(Raw entries)
****************************************
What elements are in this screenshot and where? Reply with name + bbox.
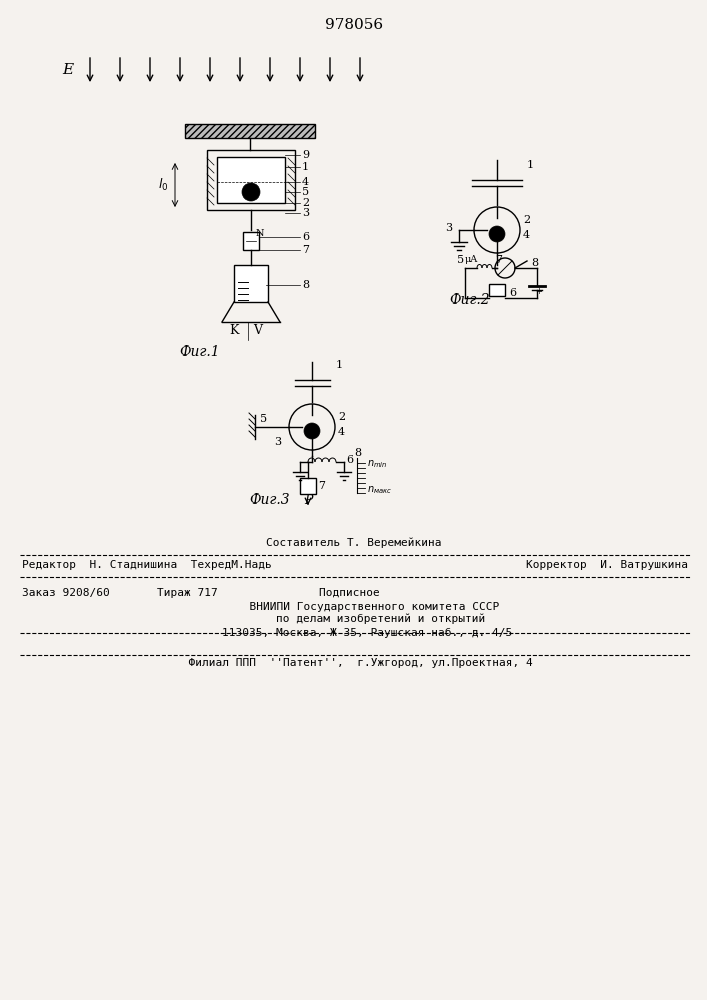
Text: Заказ 9208/60       Тираж 717               Подписное: Заказ 9208/60 Тираж 717 Подписное (22, 588, 380, 598)
Text: ВНИИПИ Государственного комитета СССР: ВНИИПИ Государственного комитета СССР (209, 602, 499, 612)
Text: 3: 3 (274, 437, 281, 447)
Text: 978056: 978056 (325, 18, 383, 32)
Text: 5: 5 (302, 187, 309, 197)
Polygon shape (300, 478, 316, 494)
Text: 8: 8 (302, 280, 309, 290)
Text: 3: 3 (302, 208, 309, 218)
Polygon shape (489, 284, 505, 296)
Text: P: P (304, 493, 312, 506)
Text: 6: 6 (302, 232, 309, 242)
Polygon shape (185, 124, 315, 138)
Text: 8: 8 (354, 448, 361, 458)
Text: Фиг.2: Фиг.2 (450, 293, 491, 307)
Text: 6: 6 (346, 455, 353, 465)
Text: 6: 6 (509, 288, 516, 298)
Text: K: K (229, 324, 239, 336)
Polygon shape (243, 232, 259, 250)
Text: Фиг.1: Фиг.1 (180, 345, 221, 359)
Text: по делам изобретений и открытий: по делам изобретений и открытий (223, 614, 486, 624)
Polygon shape (234, 265, 268, 302)
Text: Фиг.3: Фиг.3 (250, 493, 291, 507)
Text: N: N (256, 230, 264, 238)
Text: 113035, Москва, Ж-35, Раушская наб., д. 4/5: 113035, Москва, Ж-35, Раушская наб., д. … (195, 628, 513, 638)
Text: Составитель Т. Веремейкина: Составитель Т. Веремейкина (267, 538, 442, 548)
Circle shape (304, 423, 320, 439)
Text: 9: 9 (302, 150, 309, 160)
Text: 7: 7 (495, 255, 502, 265)
Text: 1: 1 (336, 360, 343, 370)
Polygon shape (217, 157, 285, 203)
Text: V: V (254, 324, 262, 336)
Text: 8: 8 (531, 258, 538, 268)
Text: +: + (536, 288, 542, 296)
Text: 2: 2 (302, 198, 309, 208)
Text: 7: 7 (302, 245, 309, 255)
Text: 4: 4 (338, 427, 345, 437)
Text: 4: 4 (302, 177, 309, 187)
Text: $n_{min}$: $n_{min}$ (367, 458, 387, 470)
Text: 7: 7 (318, 481, 325, 491)
Text: 1: 1 (302, 162, 309, 172)
Text: 5: 5 (260, 414, 267, 424)
Text: 2: 2 (338, 412, 345, 422)
Text: $n_{макс}$: $n_{макс}$ (367, 484, 392, 496)
Text: 2: 2 (523, 215, 530, 225)
Text: 4: 4 (523, 230, 530, 240)
Text: Корректор  И. Ватрушкина: Корректор И. Ватрушкина (526, 560, 688, 570)
Text: $l_0$: $l_0$ (158, 177, 168, 193)
Text: 5: 5 (457, 255, 464, 265)
Text: μA: μA (465, 255, 478, 264)
Circle shape (242, 183, 260, 201)
Text: Редактор  Н. Стаднишина  ТехредМ.Надь: Редактор Н. Стаднишина ТехредМ.Надь (22, 560, 271, 570)
Text: 1: 1 (527, 160, 534, 170)
Text: 3: 3 (445, 223, 452, 233)
Text: E: E (62, 63, 74, 77)
Circle shape (489, 226, 505, 242)
Text: Филиал ППП  ''Патент'',  г.Ужгород, ул.Проектная, 4: Филиал ППП ''Патент'', г.Ужгород, ул.Про… (175, 658, 533, 668)
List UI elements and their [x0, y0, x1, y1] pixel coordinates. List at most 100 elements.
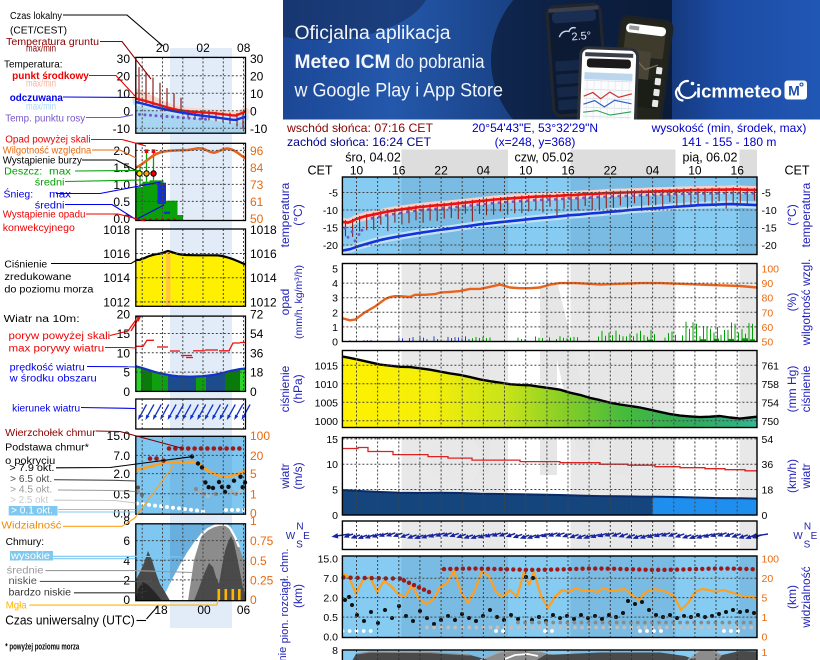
svg-text:(km): (km) [291, 584, 305, 608]
svg-text:1.5: 1.5 [113, 161, 130, 175]
svg-text:Mgła: Mgła [6, 600, 27, 611]
svg-text:W: W [793, 531, 803, 542]
svg-text:0: 0 [123, 385, 130, 399]
svg-text:0.75: 0.75 [250, 534, 274, 548]
svg-text:754: 754 [762, 397, 780, 409]
svg-text:(°C): (°C) [291, 204, 305, 225]
svg-text:0.5: 0.5 [323, 612, 338, 624]
svg-text:-5: -5 [762, 188, 771, 200]
svg-text:1: 1 [762, 612, 768, 624]
svg-text:00: 00 [197, 603, 211, 617]
svg-text:54: 54 [762, 434, 774, 446]
svg-text:15: 15 [326, 434, 338, 446]
svg-text:1018: 1018 [250, 223, 277, 237]
svg-text:16: 16 [731, 164, 745, 178]
svg-text:(km/h): (km/h) [785, 459, 799, 493]
svg-text:0.5: 0.5 [250, 554, 267, 568]
svg-text:kierunek wiatru: kierunek wiatru [12, 404, 80, 415]
svg-text:> 0.1 okt.: > 0.1 okt. [11, 506, 53, 517]
svg-text:Oficjalna aplikacja: Oficjalna aplikacja [295, 23, 451, 44]
svg-text:temperatura: temperatura [278, 182, 292, 247]
svg-text:04: 04 [477, 164, 491, 178]
svg-text:10: 10 [117, 346, 131, 360]
svg-text:w Google Play i App Store: w Google Play i App Store [294, 81, 503, 102]
svg-text:średni: średni [35, 201, 65, 212]
svg-text:06: 06 [237, 603, 251, 617]
svg-text:20: 20 [117, 69, 131, 83]
svg-text:-15: -15 [762, 223, 777, 235]
svg-text:16: 16 [561, 164, 575, 178]
svg-text:0: 0 [332, 337, 338, 349]
svg-text:wysokie: wysokie [10, 551, 51, 562]
svg-text:100: 100 [762, 264, 780, 276]
svg-text:-20: -20 [762, 240, 777, 252]
svg-text:22: 22 [434, 164, 448, 178]
svg-text:0: 0 [332, 510, 338, 522]
svg-text:zachód słońca: 16:24 CET: zachód słońca: 16:24 CET [287, 135, 432, 149]
svg-text:opad: opad [278, 289, 292, 316]
svg-text:0: 0 [762, 510, 768, 522]
svg-text:o pokryciu: o pokryciu [5, 456, 55, 467]
svg-text:5: 5 [123, 366, 130, 380]
svg-text:max/min: max/min [26, 102, 56, 113]
svg-text:02: 02 [196, 41, 210, 55]
svg-text:5: 5 [332, 264, 338, 276]
svg-text:śro, 04.02: śro, 04.02 [345, 151, 401, 165]
svg-text:0.0: 0.0 [113, 212, 130, 226]
svg-text:> 7.9 okt.: > 7.9 okt. [9, 463, 54, 474]
svg-text:wiatr: wiatr [278, 463, 292, 489]
svg-text:wschód słońca: 07:16 CET: wschód słońca: 07:16 CET [286, 121, 434, 135]
svg-text:8: 8 [332, 645, 338, 657]
svg-text:prędkość wiatru: prędkość wiatru [10, 363, 85, 374]
svg-text:wysokość (min, środek, max): wysokość (min, środek, max) [651, 121, 807, 135]
svg-text:-10: -10 [113, 122, 131, 136]
svg-text:Podstawa chmur*: Podstawa chmur* [5, 443, 89, 454]
svg-text:zachmurzenie: zachmurzenie [277, 647, 289, 660]
svg-text:ciśnienie: ciśnienie [799, 365, 813, 412]
svg-text:10: 10 [350, 164, 364, 178]
svg-text:(mm/h, kg/m³/h): (mm/h, kg/m³/h) [293, 265, 305, 339]
svg-text:(CET/CEST): (CET/CEST) [10, 26, 67, 37]
svg-text:Ciśnienie: Ciśnienie [4, 260, 47, 271]
svg-text:-20: -20 [323, 240, 338, 252]
svg-text:pion. rozciągł. chm.: pion. rozciągł. chm. [279, 549, 291, 644]
svg-text:18: 18 [762, 485, 774, 497]
svg-text:-5: -5 [329, 188, 338, 200]
svg-text:10: 10 [250, 87, 264, 101]
svg-text:7.0: 7.0 [113, 449, 130, 463]
svg-text:w środku obszaru: w środku obszaru [9, 374, 97, 385]
svg-text:(km): (km) [785, 585, 799, 609]
svg-text:20°54'43"E, 53°32'29"N: 20°54'43"E, 53°32'29"N [472, 121, 598, 135]
svg-text:N: N [804, 522, 811, 533]
svg-text:punkt środkowy: punkt środkowy [12, 71, 89, 82]
svg-text:1012: 1012 [250, 295, 277, 309]
svg-text:5: 5 [762, 593, 768, 605]
svg-text:> 6.5 okt.: > 6.5 okt. [10, 474, 52, 485]
svg-text:Temperatura:: Temperatura: [4, 60, 63, 71]
svg-text:(hPa): (hPa) [291, 374, 305, 403]
svg-text:5: 5 [250, 467, 257, 481]
svg-text:max/min: max/min [26, 44, 56, 55]
svg-text:1016: 1016 [103, 247, 130, 261]
svg-text:wiatr: wiatr [799, 463, 813, 489]
svg-text:60: 60 [762, 322, 774, 334]
svg-text:M: M [788, 83, 800, 99]
svg-text:96: 96 [250, 144, 264, 158]
svg-text:Deszcz:: Deszcz: [4, 167, 42, 178]
svg-text:22: 22 [604, 164, 618, 178]
svg-text:0: 0 [762, 631, 768, 643]
svg-text:6: 6 [123, 534, 130, 548]
svg-text:30: 30 [117, 52, 131, 66]
svg-text:Temp. punktu rosy: Temp. punktu rosy [5, 114, 85, 125]
svg-text:* powyżej poziomu morza: * powyżej poziomu morza [5, 642, 79, 653]
svg-text:20: 20 [117, 308, 131, 322]
svg-text:> 4.5 okt.: > 4.5 okt. [10, 484, 52, 495]
svg-text:80: 80 [762, 293, 774, 305]
svg-text:1014: 1014 [103, 271, 130, 285]
svg-text:Widzialność: Widzialność [1, 520, 61, 531]
svg-text:750: 750 [762, 416, 780, 428]
svg-text:15: 15 [117, 327, 131, 341]
svg-text:1: 1 [250, 514, 257, 528]
svg-text:odczuwana: odczuwana [10, 93, 63, 104]
svg-text:0.5: 0.5 [113, 195, 130, 209]
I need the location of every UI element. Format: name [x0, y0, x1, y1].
****************************************
Given request.
Update the entries from the line with "svg-text:(km): (km) [291, 584, 305, 608]" up to and including the line with "svg-text:0: 0 [762, 510, 768, 522]" so that "temperatura" becomes "temperature" and everything else stays the same. Return only those lines.

The output.
svg-text:(km): (km) [291, 584, 305, 608]
svg-text:1.5: 1.5 [113, 161, 130, 175]
svg-text:Mgła: Mgła [6, 600, 27, 611]
svg-text:W: W [793, 531, 803, 542]
svg-text:0: 0 [123, 385, 130, 399]
svg-text:0.75: 0.75 [250, 534, 274, 548]
svg-text:754: 754 [762, 397, 780, 409]
svg-text:(°C): (°C) [291, 204, 305, 225]
svg-text:0.5: 0.5 [323, 612, 338, 624]
svg-text:-5: -5 [762, 188, 771, 200]
svg-text:1: 1 [762, 612, 768, 624]
svg-text:00: 00 [197, 603, 211, 617]
svg-text:54: 54 [762, 434, 774, 446]
svg-text:15: 15 [326, 434, 338, 446]
svg-text:1018: 1018 [250, 223, 277, 237]
svg-text:16: 16 [731, 164, 745, 178]
svg-text:(km/h): (km/h) [785, 459, 799, 493]
svg-text:0.5: 0.5 [250, 554, 267, 568]
svg-text:kierunek wiatru: kierunek wiatru [12, 404, 80, 415]
svg-text:> 0.1 okt.: > 0.1 okt. [11, 506, 53, 517]
svg-text:Oficjalna aplikacja: Oficjalna aplikacja [295, 23, 451, 44]
svg-text:temperature: temperature [278, 182, 292, 247]
svg-text:04: 04 [477, 164, 491, 178]
svg-text:10: 10 [117, 346, 131, 360]
svg-text:w Google Play i App Store: w Google Play i App Store [294, 81, 503, 102]
svg-text:średni: średni [35, 201, 65, 212]
svg-text:06: 06 [237, 603, 251, 617]
svg-text:20: 20 [117, 69, 131, 83]
svg-text:-15: -15 [762, 223, 777, 235]
svg-text:16: 16 [561, 164, 575, 178]
svg-text:0: 0 [332, 337, 338, 349]
svg-text:wysokie: wysokie [10, 551, 51, 562]
svg-text:100: 100 [762, 264, 780, 276]
svg-text:-20: -20 [762, 240, 777, 252]
svg-text:22: 22 [434, 164, 448, 178]
svg-text:0: 0 [332, 510, 338, 522]
svg-text:zachód słońca: 16:24 CET: zachód słońca: 16:24 CET [287, 135, 432, 149]
svg-text:opad: opad [278, 289, 292, 316]
svg-text:0: 0 [762, 510, 768, 522]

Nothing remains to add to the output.